Task directions: Print the listing that follows, character for character.

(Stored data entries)
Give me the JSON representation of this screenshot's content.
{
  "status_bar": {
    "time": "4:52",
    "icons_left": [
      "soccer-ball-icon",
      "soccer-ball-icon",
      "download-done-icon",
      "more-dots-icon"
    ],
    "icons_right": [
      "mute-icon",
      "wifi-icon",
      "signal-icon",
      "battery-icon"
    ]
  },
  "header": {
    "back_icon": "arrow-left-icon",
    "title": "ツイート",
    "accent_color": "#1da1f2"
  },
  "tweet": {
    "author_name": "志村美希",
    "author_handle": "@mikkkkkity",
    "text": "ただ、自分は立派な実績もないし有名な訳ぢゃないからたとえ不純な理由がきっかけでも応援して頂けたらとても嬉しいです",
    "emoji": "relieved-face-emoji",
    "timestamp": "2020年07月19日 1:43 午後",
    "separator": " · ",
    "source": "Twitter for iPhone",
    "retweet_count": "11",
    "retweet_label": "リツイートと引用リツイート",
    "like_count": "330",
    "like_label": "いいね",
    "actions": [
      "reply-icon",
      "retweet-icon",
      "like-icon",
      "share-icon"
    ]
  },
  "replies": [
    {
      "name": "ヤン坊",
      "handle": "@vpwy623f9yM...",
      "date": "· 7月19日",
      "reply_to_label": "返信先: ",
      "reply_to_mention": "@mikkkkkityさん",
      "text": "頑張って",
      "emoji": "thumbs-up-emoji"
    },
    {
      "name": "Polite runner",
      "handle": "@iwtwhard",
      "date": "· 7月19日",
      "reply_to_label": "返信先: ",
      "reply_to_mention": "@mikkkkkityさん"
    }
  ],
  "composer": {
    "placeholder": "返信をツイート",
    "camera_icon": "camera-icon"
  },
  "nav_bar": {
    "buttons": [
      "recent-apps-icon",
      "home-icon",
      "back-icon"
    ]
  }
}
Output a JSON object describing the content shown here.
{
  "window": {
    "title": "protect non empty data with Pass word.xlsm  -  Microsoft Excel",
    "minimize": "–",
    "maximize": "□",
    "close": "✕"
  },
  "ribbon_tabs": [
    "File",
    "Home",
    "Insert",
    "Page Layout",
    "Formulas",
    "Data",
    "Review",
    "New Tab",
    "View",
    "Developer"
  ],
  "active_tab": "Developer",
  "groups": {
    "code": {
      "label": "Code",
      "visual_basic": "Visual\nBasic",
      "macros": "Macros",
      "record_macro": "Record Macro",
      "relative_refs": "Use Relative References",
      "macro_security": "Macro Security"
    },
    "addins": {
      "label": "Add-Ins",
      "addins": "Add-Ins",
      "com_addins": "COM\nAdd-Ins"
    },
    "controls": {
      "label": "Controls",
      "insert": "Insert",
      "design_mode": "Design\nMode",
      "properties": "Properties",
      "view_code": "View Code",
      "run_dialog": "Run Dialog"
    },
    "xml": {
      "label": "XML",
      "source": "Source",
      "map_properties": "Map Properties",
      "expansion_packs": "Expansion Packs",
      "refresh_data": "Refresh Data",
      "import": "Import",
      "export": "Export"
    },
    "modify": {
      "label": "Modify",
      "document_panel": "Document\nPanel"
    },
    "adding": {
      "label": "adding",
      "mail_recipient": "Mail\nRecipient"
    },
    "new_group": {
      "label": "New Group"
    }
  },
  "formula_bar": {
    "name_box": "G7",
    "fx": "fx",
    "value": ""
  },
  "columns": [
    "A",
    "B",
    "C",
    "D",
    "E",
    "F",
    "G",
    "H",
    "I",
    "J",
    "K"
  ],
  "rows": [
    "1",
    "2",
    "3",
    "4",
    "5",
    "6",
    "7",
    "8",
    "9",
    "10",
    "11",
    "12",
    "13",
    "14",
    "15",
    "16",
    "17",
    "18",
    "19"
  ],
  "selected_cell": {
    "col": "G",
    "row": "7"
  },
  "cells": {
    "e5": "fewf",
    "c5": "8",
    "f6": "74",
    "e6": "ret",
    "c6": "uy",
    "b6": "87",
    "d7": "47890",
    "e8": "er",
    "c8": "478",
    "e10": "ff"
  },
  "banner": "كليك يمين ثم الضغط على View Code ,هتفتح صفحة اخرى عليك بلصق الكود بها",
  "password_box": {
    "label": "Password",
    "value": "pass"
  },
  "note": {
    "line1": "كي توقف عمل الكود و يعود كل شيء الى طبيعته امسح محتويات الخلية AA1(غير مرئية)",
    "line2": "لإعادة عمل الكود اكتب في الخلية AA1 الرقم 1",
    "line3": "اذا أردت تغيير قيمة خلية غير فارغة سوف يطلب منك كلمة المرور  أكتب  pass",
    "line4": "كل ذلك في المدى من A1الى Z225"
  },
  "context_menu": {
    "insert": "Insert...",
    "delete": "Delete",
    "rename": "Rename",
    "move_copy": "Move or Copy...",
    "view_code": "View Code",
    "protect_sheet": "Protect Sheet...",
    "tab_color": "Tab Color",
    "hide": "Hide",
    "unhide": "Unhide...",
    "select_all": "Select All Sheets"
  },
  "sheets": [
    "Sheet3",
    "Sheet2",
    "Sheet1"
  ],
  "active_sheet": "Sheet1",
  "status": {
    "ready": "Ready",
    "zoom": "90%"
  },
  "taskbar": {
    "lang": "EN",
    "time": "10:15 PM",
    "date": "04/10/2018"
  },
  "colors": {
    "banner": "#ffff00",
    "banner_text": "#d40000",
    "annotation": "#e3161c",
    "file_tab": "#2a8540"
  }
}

Answer for the task:
Give me the JSON representation of this screenshot's content.
{
  "status_bar": {
    "time": "4:52",
    "icons_left": [
      "soccer-ball-icon",
      "soccer-ball-icon",
      "download-done-icon",
      "more-dots-icon"
    ],
    "icons_right": [
      "mute-icon",
      "wifi-icon",
      "signal-icon",
      "battery-icon"
    ]
  },
  "header": {
    "back_icon": "arrow-left-icon",
    "title": "ツイート",
    "accent_color": "#1da1f2"
  },
  "tweet": {
    "author_name": "志村美希",
    "author_handle": "@mikkkkkity",
    "text": "ただ、自分は立派な実績もないし有名な訳ぢゃないからたとえ不純な理由がきっかけでも応援して頂けたらとても嬉しいです",
    "emoji": "relieved-face-emoji",
    "timestamp": "2020年07月19日 1:43 午後",
    "separator": " · ",
    "source": "Twitter for iPhone",
    "retweet_count": "11",
    "retweet_label": "リツイートと引用リツイート",
    "like_count": "330",
    "like_label": "いいね",
    "actions": [
      "reply-icon",
      "retweet-icon",
      "like-icon",
      "share-icon"
    ]
  },
  "replies": [
    {
      "name": "ヤン坊",
      "handle": "@vpwy623f9yM...",
      "date": "· 7月19日",
      "reply_to_label": "返信先: ",
      "reply_to_mention": "@mikkkkkityさん",
      "text": "頑張って",
      "emoji": "thumbs-up-emoji"
    },
    {
      "name": "Polite runner",
      "handle": "@iwtwhard",
      "date": "· 7月19日",
      "reply_to_label": "返信先: ",
      "reply_to_mention": "@mikkkkkityさん"
    }
  ],
  "composer": {
    "placeholder": "返信をツイート",
    "camera_icon": "camera-icon"
  },
  "nav_bar": {
    "buttons": [
      "recent-apps-icon",
      "home-icon",
      "back-icon"
    ]
  }
}
Output a JSON object describing the content shown here.
{
  "window": {
    "title": "protect non empty data with Pass word.xlsm  -  Microsoft Excel",
    "minimize": "–",
    "maximize": "□",
    "close": "✕"
  },
  "ribbon_tabs": [
    "File",
    "Home",
    "Insert",
    "Page Layout",
    "Formulas",
    "Data",
    "Review",
    "New Tab",
    "View",
    "Developer"
  ],
  "active_tab": "Developer",
  "groups": {
    "code": {
      "label": "Code",
      "visual_basic": "Visual\nBasic",
      "macros": "Macros",
      "record_macro": "Record Macro",
      "relative_refs": "Use Relative References",
      "macro_security": "Macro Security"
    },
    "addins": {
      "label": "Add-Ins",
      "addins": "Add-Ins",
      "com_addins": "COM\nAdd-Ins"
    },
    "controls": {
      "label": "Controls",
      "insert": "Insert",
      "design_mode": "Design\nMode",
      "properties": "Properties",
      "view_code": "View Code",
      "run_dialog": "Run Dialog"
    },
    "xml": {
      "label": "XML",
      "source": "Source",
      "map_properties": "Map Properties",
      "expansion_packs": "Expansion Packs",
      "refresh_data": "Refresh Data",
      "import": "Import",
      "export": "Export"
    },
    "modify": {
      "label": "Modify",
      "document_panel": "Document\nPanel"
    },
    "adding": {
      "label": "adding",
      "mail_recipient": "Mail\nRecipient"
    },
    "new_group": {
      "label": "New Group"
    }
  },
  "formula_bar": {
    "name_box": "G7",
    "fx": "fx",
    "value": ""
  },
  "columns": [
    "A",
    "B",
    "C",
    "D",
    "E",
    "F",
    "G",
    "H",
    "I",
    "J",
    "K"
  ],
  "rows": [
    "1",
    "2",
    "3",
    "4",
    "5",
    "6",
    "7",
    "8",
    "9",
    "10",
    "11",
    "12",
    "13",
    "14",
    "15",
    "16",
    "17",
    "18",
    "19"
  ],
  "selected_cell": {
    "col": "G",
    "row": "7"
  },
  "cells": {
    "e5": "fewf",
    "c5": "8",
    "f6": "74",
    "e6": "ret",
    "c6": "uy",
    "b6": "87",
    "d7": "47890",
    "e8": "er",
    "c8": "478",
    "e10": "ff"
  },
  "banner": "كليك يمين ثم الضغط على View Code ,هتفتح صفحة اخرى عليك بلصق الكود بها",
  "password_box": {
    "label": "Password",
    "value": "pass"
  },
  "note": {
    "line1": "كي توقف عمل الكود و يعود كل شيء الى طبيعته امسح محتويات الخلية AA1(غير مرئية)",
    "line2": "لإعادة عمل الكود اكتب في الخلية AA1 الرقم 1",
    "line3": "اذا أردت تغيير قيمة خلية غير فارغة سوف يطلب منك كلمة المرور  أكتب  pass",
    "line4": "كل ذلك في المدى من A1الى Z225"
  },
  "context_menu": {
    "insert": "Insert...",
    "delete": "Delete",
    "rename": "Rename",
    "move_copy": "Move or Copy...",
    "view_code": "View Code",
    "protect_sheet": "Protect Sheet...",
    "tab_color": "Tab Color",
    "hide": "Hide",
    "unhide": "Unhide...",
    "select_all": "Select All Sheets"
  },
  "sheets": [
    "Sheet3",
    "Sheet2",
    "Sheet1"
  ],
  "active_sheet": "Sheet1",
  "status": {
    "ready": "Ready",
    "zoom": "90%"
  },
  "taskbar": {
    "lang": "EN",
    "time": "10:15 PM",
    "date": "04/10/2018"
  },
  "colors": {
    "banner": "#ffff00",
    "banner_text": "#d40000",
    "annotation": "#e3161c",
    "file_tab": "#2a8540"
  }
}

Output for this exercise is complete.